● Stored rows
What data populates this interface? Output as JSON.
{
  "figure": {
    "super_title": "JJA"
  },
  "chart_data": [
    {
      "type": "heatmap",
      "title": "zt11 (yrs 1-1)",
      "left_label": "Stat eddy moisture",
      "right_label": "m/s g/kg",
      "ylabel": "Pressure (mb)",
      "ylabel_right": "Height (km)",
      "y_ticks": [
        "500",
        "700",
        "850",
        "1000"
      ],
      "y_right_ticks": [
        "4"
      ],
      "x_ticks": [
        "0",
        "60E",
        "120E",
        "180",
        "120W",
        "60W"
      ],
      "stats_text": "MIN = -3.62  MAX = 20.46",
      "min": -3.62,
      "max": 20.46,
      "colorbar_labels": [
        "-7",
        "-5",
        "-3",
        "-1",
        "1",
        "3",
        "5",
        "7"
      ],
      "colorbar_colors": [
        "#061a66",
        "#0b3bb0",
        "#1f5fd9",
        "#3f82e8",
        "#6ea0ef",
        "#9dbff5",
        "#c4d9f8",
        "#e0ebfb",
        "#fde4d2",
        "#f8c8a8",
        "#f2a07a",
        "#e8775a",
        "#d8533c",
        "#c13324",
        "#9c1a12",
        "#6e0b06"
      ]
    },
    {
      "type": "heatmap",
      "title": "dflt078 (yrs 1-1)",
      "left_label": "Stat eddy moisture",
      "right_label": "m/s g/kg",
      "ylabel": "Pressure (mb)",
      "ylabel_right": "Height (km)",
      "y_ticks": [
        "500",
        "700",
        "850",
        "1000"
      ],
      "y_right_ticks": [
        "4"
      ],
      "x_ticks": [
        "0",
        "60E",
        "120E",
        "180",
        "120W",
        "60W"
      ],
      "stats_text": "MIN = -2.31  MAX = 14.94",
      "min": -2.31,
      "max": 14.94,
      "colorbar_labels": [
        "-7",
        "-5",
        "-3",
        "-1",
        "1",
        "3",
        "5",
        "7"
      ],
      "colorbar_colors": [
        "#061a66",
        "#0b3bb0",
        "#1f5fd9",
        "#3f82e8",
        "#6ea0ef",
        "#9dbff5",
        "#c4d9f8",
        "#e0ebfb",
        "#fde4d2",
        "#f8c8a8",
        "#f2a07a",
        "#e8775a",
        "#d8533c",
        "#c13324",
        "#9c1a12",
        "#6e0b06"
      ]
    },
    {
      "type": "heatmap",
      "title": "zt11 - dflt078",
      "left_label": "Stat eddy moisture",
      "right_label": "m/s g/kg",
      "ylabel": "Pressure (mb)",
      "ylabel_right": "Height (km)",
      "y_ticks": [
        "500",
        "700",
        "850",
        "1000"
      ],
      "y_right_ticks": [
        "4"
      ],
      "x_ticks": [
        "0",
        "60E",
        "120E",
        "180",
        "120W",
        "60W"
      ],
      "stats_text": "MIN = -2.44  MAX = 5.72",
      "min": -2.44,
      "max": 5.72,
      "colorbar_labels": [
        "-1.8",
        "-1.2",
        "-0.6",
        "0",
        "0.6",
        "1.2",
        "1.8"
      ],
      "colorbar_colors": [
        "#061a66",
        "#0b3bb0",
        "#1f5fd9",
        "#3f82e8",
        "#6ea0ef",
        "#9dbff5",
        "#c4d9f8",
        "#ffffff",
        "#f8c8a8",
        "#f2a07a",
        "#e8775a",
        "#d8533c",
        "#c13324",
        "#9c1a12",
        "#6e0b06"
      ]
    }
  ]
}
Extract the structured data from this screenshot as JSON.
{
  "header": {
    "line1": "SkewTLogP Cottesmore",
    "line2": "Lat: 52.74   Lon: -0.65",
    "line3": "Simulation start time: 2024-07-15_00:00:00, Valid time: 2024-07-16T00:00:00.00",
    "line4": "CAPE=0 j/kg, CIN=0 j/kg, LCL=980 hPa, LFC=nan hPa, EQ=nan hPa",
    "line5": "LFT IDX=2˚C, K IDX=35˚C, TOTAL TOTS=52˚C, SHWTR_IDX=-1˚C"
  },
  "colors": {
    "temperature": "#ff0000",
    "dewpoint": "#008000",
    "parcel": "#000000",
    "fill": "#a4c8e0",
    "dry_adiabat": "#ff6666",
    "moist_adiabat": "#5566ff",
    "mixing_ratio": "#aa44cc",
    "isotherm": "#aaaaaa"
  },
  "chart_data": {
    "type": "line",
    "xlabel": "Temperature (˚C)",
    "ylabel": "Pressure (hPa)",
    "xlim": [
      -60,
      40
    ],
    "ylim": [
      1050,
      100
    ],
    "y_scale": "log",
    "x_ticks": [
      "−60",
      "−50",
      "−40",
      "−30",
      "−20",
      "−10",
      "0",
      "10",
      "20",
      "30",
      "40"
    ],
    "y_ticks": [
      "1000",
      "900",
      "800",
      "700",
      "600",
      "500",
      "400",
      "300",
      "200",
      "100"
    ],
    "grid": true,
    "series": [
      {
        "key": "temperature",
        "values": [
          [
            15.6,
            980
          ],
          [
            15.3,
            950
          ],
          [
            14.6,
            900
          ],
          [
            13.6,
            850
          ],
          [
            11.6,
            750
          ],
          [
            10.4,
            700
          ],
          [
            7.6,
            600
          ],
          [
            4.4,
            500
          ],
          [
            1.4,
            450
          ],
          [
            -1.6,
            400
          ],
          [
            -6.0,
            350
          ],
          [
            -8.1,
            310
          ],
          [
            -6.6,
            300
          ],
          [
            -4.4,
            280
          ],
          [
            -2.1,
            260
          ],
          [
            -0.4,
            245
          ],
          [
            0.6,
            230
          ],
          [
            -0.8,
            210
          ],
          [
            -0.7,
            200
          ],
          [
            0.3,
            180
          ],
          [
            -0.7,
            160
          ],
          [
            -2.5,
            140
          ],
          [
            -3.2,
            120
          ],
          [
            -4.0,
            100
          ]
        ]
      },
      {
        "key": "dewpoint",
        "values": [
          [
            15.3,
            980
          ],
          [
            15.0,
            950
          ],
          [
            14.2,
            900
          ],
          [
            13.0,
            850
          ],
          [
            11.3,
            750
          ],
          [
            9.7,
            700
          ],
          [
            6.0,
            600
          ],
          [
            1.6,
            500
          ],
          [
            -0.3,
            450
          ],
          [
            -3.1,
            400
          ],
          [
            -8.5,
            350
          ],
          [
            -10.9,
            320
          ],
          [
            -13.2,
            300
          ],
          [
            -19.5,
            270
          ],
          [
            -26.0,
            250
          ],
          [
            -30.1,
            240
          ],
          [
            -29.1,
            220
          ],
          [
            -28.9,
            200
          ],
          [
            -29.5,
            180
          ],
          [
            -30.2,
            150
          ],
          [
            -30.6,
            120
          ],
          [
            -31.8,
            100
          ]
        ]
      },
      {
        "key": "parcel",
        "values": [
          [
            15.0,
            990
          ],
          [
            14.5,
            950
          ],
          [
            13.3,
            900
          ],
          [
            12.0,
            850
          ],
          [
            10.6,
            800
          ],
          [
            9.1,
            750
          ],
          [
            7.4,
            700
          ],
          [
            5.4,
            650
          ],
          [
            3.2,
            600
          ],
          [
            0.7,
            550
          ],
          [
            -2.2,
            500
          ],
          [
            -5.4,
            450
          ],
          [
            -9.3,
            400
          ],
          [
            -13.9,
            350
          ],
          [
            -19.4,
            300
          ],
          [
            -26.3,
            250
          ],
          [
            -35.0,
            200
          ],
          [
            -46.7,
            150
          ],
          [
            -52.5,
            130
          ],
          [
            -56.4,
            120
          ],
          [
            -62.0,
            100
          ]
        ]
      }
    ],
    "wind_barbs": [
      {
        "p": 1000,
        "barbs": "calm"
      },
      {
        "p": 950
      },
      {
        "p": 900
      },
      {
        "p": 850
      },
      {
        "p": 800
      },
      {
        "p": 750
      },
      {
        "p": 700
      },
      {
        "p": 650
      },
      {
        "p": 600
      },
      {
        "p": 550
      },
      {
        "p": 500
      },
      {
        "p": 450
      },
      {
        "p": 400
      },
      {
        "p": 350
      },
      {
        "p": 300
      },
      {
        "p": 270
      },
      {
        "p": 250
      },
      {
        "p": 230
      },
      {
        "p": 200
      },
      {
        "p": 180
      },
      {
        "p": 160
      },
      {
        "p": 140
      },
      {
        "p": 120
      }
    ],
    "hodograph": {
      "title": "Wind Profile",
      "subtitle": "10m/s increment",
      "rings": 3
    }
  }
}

● Exercise
Scan the records above for the string "this", then select every line that holds it.

● Answer below
What data populates this interface? Output as JSON.
Extract the structured data from this screenshot as JSON.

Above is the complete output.